> _RECORD LIST_:

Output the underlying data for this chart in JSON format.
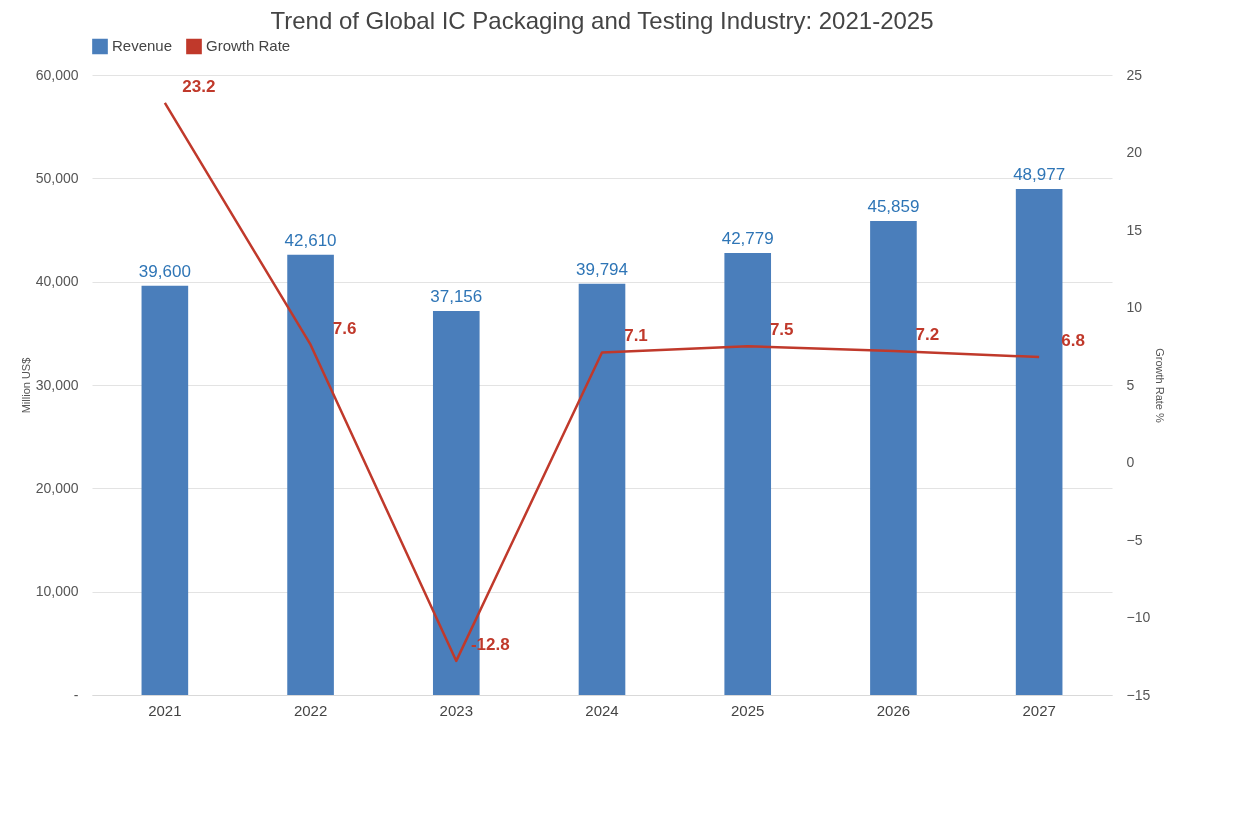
{
  "chart_data": {
    "type": "bar",
    "title": "Trend of Global IC Packaging and Testing Industry: 2021-2025",
    "categories": [
      "2021",
      "2022",
      "2023",
      "2024",
      "2025",
      "2026",
      "2027"
    ],
    "series": [
      {
        "name": "Revenue",
        "color": "#4a7ebb",
        "values": [
          39600,
          42610,
          37156,
          39794,
          42779,
          45859,
          48977
        ],
        "value_labels": [
          "39,600",
          "42,610",
          "37,156",
          "39,794",
          "42,779",
          "45,859",
          "48,977"
        ]
      },
      {
        "name": "Growth Rate",
        "type": "line",
        "axis": "y2",
        "color": "#c0392b",
        "values": [
          23.2,
          7.6,
          -12.8,
          7.1,
          7.5,
          7.2,
          6.8
        ],
        "value_labels": [
          "23.2",
          "7.6",
          "-12.8",
          "7.1",
          "7.5",
          "7.2",
          "6.8"
        ]
      }
    ],
    "ylabel": "Million US$",
    "y2label": "Growth Rate %",
    "ylim": [
      0,
      60000
    ],
    "yticks": [
      {
        "value": 0,
        "label": "-"
      },
      {
        "value": 10000,
        "label": "10,000"
      },
      {
        "value": 20000,
        "label": "20,000"
      },
      {
        "value": 30000,
        "label": "30,000"
      },
      {
        "value": 40000,
        "label": "40,000"
      },
      {
        "value": 50000,
        "label": "50,000"
      },
      {
        "value": 60000,
        "label": "60,000"
      }
    ],
    "y2lim": [
      -15,
      25
    ],
    "y2ticks": [
      -15,
      -10,
      -5,
      0,
      5,
      10,
      15,
      20,
      25
    ],
    "grid": "y",
    "legend": "top",
    "marker": "none",
    "line_style": "solid"
  }
}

> _EXERCISE INSTRUCTIONS_: Copy out the records above in full, exactly as written, but not the pictures.

> _SOLUTION BELOW_:
Output the underlying data for this chart in JSON format.
{
  "chart_data": {
    "type": "bar",
    "title": "Trend of Global IC Packaging and Testing Industry: 2021-2025",
    "categories": [
      "2021",
      "2022",
      "2023",
      "2024",
      "2025",
      "2026",
      "2027"
    ],
    "series": [
      {
        "name": "Revenue",
        "color": "#4a7ebb",
        "values": [
          39600,
          42610,
          37156,
          39794,
          42779,
          45859,
          48977
        ],
        "value_labels": [
          "39,600",
          "42,610",
          "37,156",
          "39,794",
          "42,779",
          "45,859",
          "48,977"
        ]
      },
      {
        "name": "Growth Rate",
        "type": "line",
        "axis": "y2",
        "color": "#c0392b",
        "values": [
          23.2,
          7.6,
          -12.8,
          7.1,
          7.5,
          7.2,
          6.8
        ],
        "value_labels": [
          "23.2",
          "7.6",
          "-12.8",
          "7.1",
          "7.5",
          "7.2",
          "6.8"
        ]
      }
    ],
    "ylabel": "Million US$",
    "y2label": "Growth Rate %",
    "ylim": [
      0,
      60000
    ],
    "yticks": [
      {
        "value": 0,
        "label": "-"
      },
      {
        "value": 10000,
        "label": "10,000"
      },
      {
        "value": 20000,
        "label": "20,000"
      },
      {
        "value": 30000,
        "label": "30,000"
      },
      {
        "value": 40000,
        "label": "40,000"
      },
      {
        "value": 50000,
        "label": "50,000"
      },
      {
        "value": 60000,
        "label": "60,000"
      }
    ],
    "y2lim": [
      -15,
      25
    ],
    "y2ticks": [
      -15,
      -10,
      -5,
      0,
      5,
      10,
      15,
      20,
      25
    ],
    "grid": "y",
    "legend": "top",
    "marker": "none",
    "line_style": "solid"
  }
}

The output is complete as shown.